## Start Listed records
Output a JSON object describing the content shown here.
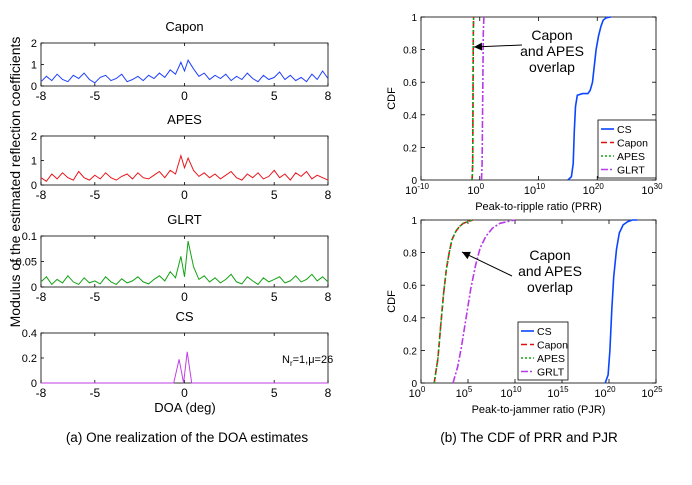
{
  "captions": {
    "left": "(a) One realization of  the DOA estimates",
    "right": "(b) The CDF of PRR and PJR"
  },
  "left_panel": {
    "shared_ylabel": "Modulus of the estimated reflection coefficients",
    "shared_xlabel": "DOA (deg)"
  },
  "colors": {
    "capon_blue": "#1f3fff",
    "apes_red": "#e8161b",
    "glrt_green": "#13a313",
    "cs_magenta": "#c13ee6",
    "cdf_cs": "#0a45ff",
    "cdf_capon": "#e01010",
    "cdf_apes": "#16a016",
    "cdf_glrt": "#b83ae8"
  },
  "chart_data": [
    {
      "type": "line",
      "title": "Capon",
      "xlim": [
        -8,
        8
      ],
      "ylim": [
        0,
        2
      ],
      "xticks": [
        -8,
        -5,
        0,
        5,
        8
      ],
      "yticks": [
        0,
        1,
        2
      ],
      "series": [
        {
          "name": "Capon",
          "color": "#1f3fff",
          "x": [
            -8,
            -7.7,
            -7.4,
            -7.1,
            -6.8,
            -6.5,
            -6.2,
            -5.9,
            -5.6,
            -5.3,
            -5,
            -4.7,
            -4.4,
            -4.1,
            -3.8,
            -3.5,
            -3.2,
            -2.9,
            -2.6,
            -2.3,
            -2,
            -1.7,
            -1.4,
            -1.1,
            -0.8,
            -0.5,
            -0.2,
            0,
            0.2,
            0.5,
            0.8,
            1.1,
            1.4,
            1.7,
            2,
            2.3,
            2.6,
            2.9,
            3.2,
            3.5,
            3.8,
            4.1,
            4.4,
            4.7,
            5,
            5.3,
            5.6,
            5.9,
            6.2,
            6.5,
            6.8,
            7.1,
            7.4,
            7.7,
            8
          ],
          "y": [
            0.2,
            0.45,
            0.25,
            0.55,
            0.3,
            0.2,
            0.5,
            0.35,
            0.6,
            0.3,
            0.15,
            0.4,
            0.5,
            0.25,
            0.35,
            0.55,
            0.2,
            0.3,
            0.45,
            0.25,
            0.5,
            0.35,
            0.6,
            0.4,
            0.75,
            0.55,
            1.1,
            0.7,
            1.2,
            0.8,
            0.45,
            0.6,
            0.3,
            0.5,
            0.35,
            0.55,
            0.25,
            0.45,
            0.3,
            0.6,
            0.35,
            0.2,
            0.5,
            0.3,
            0.4,
            0.65,
            0.3,
            0.5,
            0.25,
            0.4,
            0.2,
            0.55,
            0.3,
            0.7,
            0.35
          ]
        }
      ]
    },
    {
      "type": "line",
      "title": "APES",
      "xlim": [
        -8,
        8
      ],
      "ylim": [
        0,
        2
      ],
      "xticks": [
        -8,
        -5,
        0,
        5,
        8
      ],
      "yticks": [
        0,
        1,
        2
      ],
      "series": [
        {
          "name": "APES",
          "color": "#e8161b",
          "x": [
            -8,
            -7.7,
            -7.4,
            -7.1,
            -6.8,
            -6.5,
            -6.2,
            -5.9,
            -5.6,
            -5.3,
            -5,
            -4.7,
            -4.4,
            -4.1,
            -3.8,
            -3.5,
            -3.2,
            -2.9,
            -2.6,
            -2.3,
            -2,
            -1.7,
            -1.4,
            -1.1,
            -0.8,
            -0.5,
            -0.2,
            0,
            0.2,
            0.5,
            0.8,
            1.1,
            1.4,
            1.7,
            2,
            2.3,
            2.6,
            2.9,
            3.2,
            3.5,
            3.8,
            4.1,
            4.4,
            4.7,
            5,
            5.3,
            5.6,
            5.9,
            6.2,
            6.5,
            6.8,
            7.1,
            7.4,
            7.7,
            8
          ],
          "y": [
            0.3,
            0.15,
            0.45,
            0.25,
            0.5,
            0.3,
            0.2,
            0.55,
            0.3,
            0.2,
            0.4,
            0.25,
            0.5,
            0.3,
            0.2,
            0.35,
            0.45,
            0.25,
            0.5,
            0.3,
            0.25,
            0.4,
            0.55,
            0.3,
            0.6,
            0.45,
            1.2,
            0.7,
            1.1,
            0.6,
            0.35,
            0.5,
            0.3,
            0.45,
            0.25,
            0.4,
            0.55,
            0.3,
            0.2,
            0.45,
            0.3,
            0.5,
            0.25,
            0.35,
            0.6,
            0.3,
            0.45,
            0.2,
            0.5,
            0.35,
            0.55,
            0.25,
            0.4,
            0.3,
            0.2
          ]
        }
      ]
    },
    {
      "type": "line",
      "title": "GLRT",
      "xlim": [
        -8,
        8
      ],
      "ylim": [
        0,
        0.1
      ],
      "xticks": [
        -8,
        -5,
        0,
        5,
        8
      ],
      "yticks": [
        0,
        0.05,
        0.1
      ],
      "series": [
        {
          "name": "GLRT",
          "color": "#13a313",
          "x": [
            -8,
            -7.7,
            -7.4,
            -7.1,
            -6.8,
            -6.5,
            -6.2,
            -5.9,
            -5.6,
            -5.3,
            -5,
            -4.7,
            -4.4,
            -4.1,
            -3.8,
            -3.5,
            -3.2,
            -2.9,
            -2.6,
            -2.3,
            -2,
            -1.7,
            -1.4,
            -1.1,
            -0.8,
            -0.5,
            -0.2,
            0,
            0.2,
            0.5,
            0.8,
            1.1,
            1.4,
            1.7,
            2,
            2.3,
            2.6,
            2.9,
            3.2,
            3.5,
            3.8,
            4.1,
            4.4,
            4.7,
            5,
            5.3,
            5.6,
            5.9,
            6.2,
            6.5,
            6.8,
            7.1,
            7.4,
            7.7,
            8
          ],
          "y": [
            0.01,
            0.02,
            0.005,
            0.015,
            0.008,
            0.022,
            0.01,
            0.005,
            0.018,
            0.008,
            0.012,
            0.006,
            0.02,
            0.01,
            0.005,
            0.016,
            0.008,
            0.012,
            0.02,
            0.01,
            0.006,
            0.015,
            0.022,
            0.012,
            0.03,
            0.018,
            0.06,
            0.02,
            0.09,
            0.04,
            0.015,
            0.022,
            0.01,
            0.018,
            0.008,
            0.015,
            0.025,
            0.01,
            0.006,
            0.02,
            0.012,
            0.005,
            0.018,
            0.01,
            0.015,
            0.02,
            0.008,
            0.012,
            0.022,
            0.01,
            0.015,
            0.025,
            0.012,
            0.02,
            0.01
          ]
        }
      ]
    },
    {
      "type": "line",
      "title": "CS",
      "annotation": "N",
      "annotation_sub": "r",
      "annotation_rest": "=1,μ=26",
      "xlim": [
        -8,
        8
      ],
      "ylim": [
        0,
        0.4
      ],
      "xticks": [
        -8,
        -5,
        0,
        5,
        8
      ],
      "yticks": [
        0,
        0.2,
        0.4
      ],
      "series": [
        {
          "name": "CS",
          "color": "#c13ee6",
          "x": [
            -8,
            -0.6,
            -0.3,
            -0.05,
            0.15,
            0.4,
            0.6,
            8
          ],
          "y": [
            0,
            0,
            0.19,
            0,
            0.25,
            0,
            0,
            0
          ]
        }
      ]
    },
    {
      "type": "line",
      "subtype": "cdf",
      "xscale": "log",
      "xlim_exp": [
        -10,
        30
      ],
      "ylim": [
        0,
        1
      ],
      "xticks_exp": [
        -10,
        0,
        10,
        20,
        30
      ],
      "yticks": [
        0,
        0.2,
        0.4,
        0.6,
        0.8,
        1
      ],
      "xlabel": "Peak-to-ripple ratio (PRR)",
      "ylabel": "CDF",
      "legend": "bottom-right",
      "annotation": "Capon\nand APES\noverlap",
      "series": [
        {
          "name": "CS",
          "color": "#0a45ff",
          "dash": "",
          "x": [
            15,
            15.6,
            15.9,
            16.1,
            16.3,
            16.6,
            17.5,
            18.4,
            18.8,
            19.2,
            19.5,
            19.8,
            20.2,
            20.6,
            21,
            21.5,
            22.3
          ],
          "y": [
            0,
            0.02,
            0.1,
            0.3,
            0.45,
            0.52,
            0.53,
            0.53,
            0.55,
            0.6,
            0.7,
            0.8,
            0.88,
            0.94,
            0.98,
            0.995,
            1
          ]
        },
        {
          "name": "Capon",
          "color": "#e01010",
          "dash": "6,3",
          "x": [
            -1.3,
            -1.2,
            -1.15,
            -1.1,
            -1.05
          ],
          "y": [
            0,
            0.1,
            0.5,
            0.9,
            1
          ]
        },
        {
          "name": "APES",
          "color": "#16a016",
          "dash": "2,2",
          "x": [
            -1.3,
            -1.2,
            -1.15,
            -1.1,
            -1.05
          ],
          "y": [
            0,
            0.1,
            0.5,
            0.9,
            1
          ]
        },
        {
          "name": "GLRT",
          "color": "#b83ae8",
          "dash": "7,2,2,2",
          "x": [
            0.3,
            0.4,
            0.5,
            0.6,
            0.7
          ],
          "y": [
            0,
            0.1,
            0.5,
            0.9,
            1
          ]
        }
      ]
    },
    {
      "type": "line",
      "subtype": "cdf",
      "xscale": "log",
      "xlim_exp": [
        0,
        25
      ],
      "ylim": [
        0,
        1
      ],
      "xticks_exp": [
        0,
        5,
        10,
        15,
        20,
        25
      ],
      "yticks": [
        0,
        0.2,
        0.4,
        0.6,
        0.8,
        1
      ],
      "xlabel": "Peak-to-jammer ratio (PJR)",
      "ylabel": "CDF",
      "legend": "bottom-left",
      "annotation": "Capon\nand APES\noverlap",
      "series": [
        {
          "name": "CS",
          "color": "#0a45ff",
          "dash": "",
          "x": [
            19.6,
            19.9,
            20.1,
            20.3,
            20.5,
            20.8,
            21.1,
            21.5,
            22,
            22.5,
            23
          ],
          "y": [
            0,
            0.05,
            0.2,
            0.45,
            0.65,
            0.82,
            0.92,
            0.97,
            0.99,
            1,
            1
          ]
        },
        {
          "name": "Capon",
          "color": "#e01010",
          "dash": "6,3",
          "x": [
            1.4,
            1.8,
            2.1,
            2.4,
            2.7,
            3.0,
            3.3,
            3.7,
            4.1,
            4.5,
            5.0,
            5.5
          ],
          "y": [
            0,
            0.15,
            0.35,
            0.55,
            0.7,
            0.8,
            0.88,
            0.93,
            0.96,
            0.98,
            0.99,
            1
          ]
        },
        {
          "name": "APES",
          "color": "#16a016",
          "dash": "2,2",
          "x": [
            1.4,
            1.8,
            2.1,
            2.4,
            2.7,
            3.0,
            3.3,
            3.7,
            4.1,
            4.5,
            5.0,
            5.5
          ],
          "y": [
            0,
            0.15,
            0.35,
            0.55,
            0.7,
            0.8,
            0.88,
            0.93,
            0.96,
            0.98,
            0.99,
            1
          ]
        },
        {
          "name": "GRLT",
          "color": "#b83ae8",
          "dash": "7,2,2,2",
          "x": [
            3.4,
            3.9,
            4.3,
            4.8,
            5.3,
            5.8,
            6.3,
            6.9,
            7.6,
            8.4,
            9.2,
            10
          ],
          "y": [
            0,
            0.1,
            0.22,
            0.4,
            0.58,
            0.72,
            0.83,
            0.9,
            0.95,
            0.98,
            0.99,
            1
          ]
        }
      ]
    }
  ]
}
## End Listed records
Task brief: Of the lines in the data, how many contain the word "legend"? Provide the number and nothing further.

Exercise solution: 2